» **DATA**
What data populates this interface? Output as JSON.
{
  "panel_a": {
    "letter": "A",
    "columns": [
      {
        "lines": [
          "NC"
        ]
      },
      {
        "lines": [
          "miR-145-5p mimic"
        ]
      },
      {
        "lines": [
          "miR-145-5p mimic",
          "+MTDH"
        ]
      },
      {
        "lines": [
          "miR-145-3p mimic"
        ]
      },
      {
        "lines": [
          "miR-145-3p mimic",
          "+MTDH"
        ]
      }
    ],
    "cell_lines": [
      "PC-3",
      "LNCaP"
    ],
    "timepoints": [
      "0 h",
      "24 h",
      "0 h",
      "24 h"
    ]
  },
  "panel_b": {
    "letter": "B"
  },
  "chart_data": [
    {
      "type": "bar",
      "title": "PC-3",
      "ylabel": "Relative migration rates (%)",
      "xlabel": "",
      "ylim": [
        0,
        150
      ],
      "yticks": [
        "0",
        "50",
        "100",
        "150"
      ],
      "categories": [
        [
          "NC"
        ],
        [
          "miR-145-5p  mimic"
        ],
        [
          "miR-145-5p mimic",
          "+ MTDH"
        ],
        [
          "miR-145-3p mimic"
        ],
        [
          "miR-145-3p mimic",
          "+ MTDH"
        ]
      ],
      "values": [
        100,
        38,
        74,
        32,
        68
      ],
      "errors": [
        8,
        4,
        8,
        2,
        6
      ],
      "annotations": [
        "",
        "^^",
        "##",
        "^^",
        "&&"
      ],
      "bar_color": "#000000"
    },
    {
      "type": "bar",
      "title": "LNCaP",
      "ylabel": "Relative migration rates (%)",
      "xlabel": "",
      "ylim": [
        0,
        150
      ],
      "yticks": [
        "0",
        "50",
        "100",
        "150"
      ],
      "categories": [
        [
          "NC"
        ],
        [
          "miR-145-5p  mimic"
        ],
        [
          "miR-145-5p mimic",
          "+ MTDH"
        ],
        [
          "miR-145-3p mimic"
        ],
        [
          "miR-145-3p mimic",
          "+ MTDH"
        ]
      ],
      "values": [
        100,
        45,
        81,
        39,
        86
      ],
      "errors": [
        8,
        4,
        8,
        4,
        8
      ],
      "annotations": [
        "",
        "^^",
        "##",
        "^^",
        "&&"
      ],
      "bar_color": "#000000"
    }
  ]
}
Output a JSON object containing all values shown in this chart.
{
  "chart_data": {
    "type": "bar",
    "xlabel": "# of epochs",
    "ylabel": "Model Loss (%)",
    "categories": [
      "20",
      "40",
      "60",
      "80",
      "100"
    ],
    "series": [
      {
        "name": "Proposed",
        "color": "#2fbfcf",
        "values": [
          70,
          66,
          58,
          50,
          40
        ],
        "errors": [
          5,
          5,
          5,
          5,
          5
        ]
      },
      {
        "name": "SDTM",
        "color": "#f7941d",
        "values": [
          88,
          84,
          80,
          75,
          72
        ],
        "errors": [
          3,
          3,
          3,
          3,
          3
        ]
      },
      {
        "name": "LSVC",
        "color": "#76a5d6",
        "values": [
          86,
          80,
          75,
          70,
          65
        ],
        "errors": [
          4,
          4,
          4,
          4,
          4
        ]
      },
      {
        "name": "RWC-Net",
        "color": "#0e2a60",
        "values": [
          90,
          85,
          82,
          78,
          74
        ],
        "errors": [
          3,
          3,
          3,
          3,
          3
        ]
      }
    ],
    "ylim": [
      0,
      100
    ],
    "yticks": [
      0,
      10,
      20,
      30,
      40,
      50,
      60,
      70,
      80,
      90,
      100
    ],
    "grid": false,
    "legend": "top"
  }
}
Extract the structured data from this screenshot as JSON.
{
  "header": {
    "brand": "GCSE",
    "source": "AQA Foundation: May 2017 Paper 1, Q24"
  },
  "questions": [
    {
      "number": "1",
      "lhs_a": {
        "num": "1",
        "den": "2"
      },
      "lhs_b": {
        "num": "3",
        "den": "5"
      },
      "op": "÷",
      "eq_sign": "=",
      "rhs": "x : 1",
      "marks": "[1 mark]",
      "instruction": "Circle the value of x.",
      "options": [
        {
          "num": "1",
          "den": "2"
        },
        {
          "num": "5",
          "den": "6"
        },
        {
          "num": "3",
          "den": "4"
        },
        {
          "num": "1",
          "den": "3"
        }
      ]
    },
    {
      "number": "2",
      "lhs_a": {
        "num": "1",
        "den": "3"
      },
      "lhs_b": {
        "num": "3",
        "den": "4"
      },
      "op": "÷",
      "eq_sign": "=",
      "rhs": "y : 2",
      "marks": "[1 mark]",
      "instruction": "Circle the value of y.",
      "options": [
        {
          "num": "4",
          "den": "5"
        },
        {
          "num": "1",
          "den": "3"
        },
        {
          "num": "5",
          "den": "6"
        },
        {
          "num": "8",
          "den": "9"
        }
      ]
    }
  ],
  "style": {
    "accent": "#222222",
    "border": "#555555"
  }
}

» **WHAT TO PRODUCE**
Return each line of the data exactly as written above.

» **THE RESPONSE**
What data populates this interface? Output as JSON.
{
  "panel_a": {
    "letter": "A",
    "columns": [
      {
        "lines": [
          "NC"
        ]
      },
      {
        "lines": [
          "miR-145-5p mimic"
        ]
      },
      {
        "lines": [
          "miR-145-5p mimic",
          "+MTDH"
        ]
      },
      {
        "lines": [
          "miR-145-3p mimic"
        ]
      },
      {
        "lines": [
          "miR-145-3p mimic",
          "+MTDH"
        ]
      }
    ],
    "cell_lines": [
      "PC-3",
      "LNCaP"
    ],
    "timepoints": [
      "0 h",
      "24 h",
      "0 h",
      "24 h"
    ]
  },
  "panel_b": {
    "letter": "B"
  },
  "chart_data": [
    {
      "type": "bar",
      "title": "PC-3",
      "ylabel": "Relative migration rates (%)",
      "xlabel": "",
      "ylim": [
        0,
        150
      ],
      "yticks": [
        "0",
        "50",
        "100",
        "150"
      ],
      "categories": [
        [
          "NC"
        ],
        [
          "miR-145-5p  mimic"
        ],
        [
          "miR-145-5p mimic",
          "+ MTDH"
        ],
        [
          "miR-145-3p mimic"
        ],
        [
          "miR-145-3p mimic",
          "+ MTDH"
        ]
      ],
      "values": [
        100,
        38,
        74,
        32,
        68
      ],
      "errors": [
        8,
        4,
        8,
        2,
        6
      ],
      "annotations": [
        "",
        "^^",
        "##",
        "^^",
        "&&"
      ],
      "bar_color": "#000000"
    },
    {
      "type": "bar",
      "title": "LNCaP",
      "ylabel": "Relative migration rates (%)",
      "xlabel": "",
      "ylim": [
        0,
        150
      ],
      "yticks": [
        "0",
        "50",
        "100",
        "150"
      ],
      "categories": [
        [
          "NC"
        ],
        [
          "miR-145-5p  mimic"
        ],
        [
          "miR-145-5p mimic",
          "+ MTDH"
        ],
        [
          "miR-145-3p mimic"
        ],
        [
          "miR-145-3p mimic",
          "+ MTDH"
        ]
      ],
      "values": [
        100,
        45,
        81,
        39,
        86
      ],
      "errors": [
        8,
        4,
        8,
        4,
        8
      ],
      "annotations": [
        "",
        "^^",
        "##",
        "^^",
        "&&"
      ],
      "bar_color": "#000000"
    }
  ]
}
Output a JSON object containing all values shown in this chart.
{
  "chart_data": {
    "type": "bar",
    "xlabel": "# of epochs",
    "ylabel": "Model Loss (%)",
    "categories": [
      "20",
      "40",
      "60",
      "80",
      "100"
    ],
    "series": [
      {
        "name": "Proposed",
        "color": "#2fbfcf",
        "values": [
          70,
          66,
          58,
          50,
          40
        ],
        "errors": [
          5,
          5,
          5,
          5,
          5
        ]
      },
      {
        "name": "SDTM",
        "color": "#f7941d",
        "values": [
          88,
          84,
          80,
          75,
          72
        ],
        "errors": [
          3,
          3,
          3,
          3,
          3
        ]
      },
      {
        "name": "LSVC",
        "color": "#76a5d6",
        "values": [
          86,
          80,
          75,
          70,
          65
        ],
        "errors": [
          4,
          4,
          4,
          4,
          4
        ]
      },
      {
        "name": "RWC-Net",
        "color": "#0e2a60",
        "values": [
          90,
          85,
          82,
          78,
          74
        ],
        "errors": [
          3,
          3,
          3,
          3,
          3
        ]
      }
    ],
    "ylim": [
      0,
      100
    ],
    "yticks": [
      0,
      10,
      20,
      30,
      40,
      50,
      60,
      70,
      80,
      90,
      100
    ],
    "grid": false,
    "legend": "top"
  }
}
Extract the structured data from this screenshot as JSON.
{
  "header": {
    "brand": "GCSE",
    "source": "AQA Foundation: May 2017 Paper 1, Q24"
  },
  "questions": [
    {
      "number": "1",
      "lhs_a": {
        "num": "1",
        "den": "2"
      },
      "lhs_b": {
        "num": "3",
        "den": "5"
      },
      "op": "÷",
      "eq_sign": "=",
      "rhs": "x : 1",
      "marks": "[1 mark]",
      "instruction": "Circle the value of x.",
      "options": [
        {
          "num": "1",
          "den": "2"
        },
        {
          "num": "5",
          "den": "6"
        },
        {
          "num": "3",
          "den": "4"
        },
        {
          "num": "1",
          "den": "3"
        }
      ]
    },
    {
      "number": "2",
      "lhs_a": {
        "num": "1",
        "den": "3"
      },
      "lhs_b": {
        "num": "3",
        "den": "4"
      },
      "op": "÷",
      "eq_sign": "=",
      "rhs": "y : 2",
      "marks": "[1 mark]",
      "instruction": "Circle the value of y.",
      "options": [
        {
          "num": "4",
          "den": "5"
        },
        {
          "num": "1",
          "den": "3"
        },
        {
          "num": "5",
          "den": "6"
        },
        {
          "num": "8",
          "den": "9"
        }
      ]
    }
  ],
  "style": {
    "accent": "#222222",
    "border": "#555555"
  }
}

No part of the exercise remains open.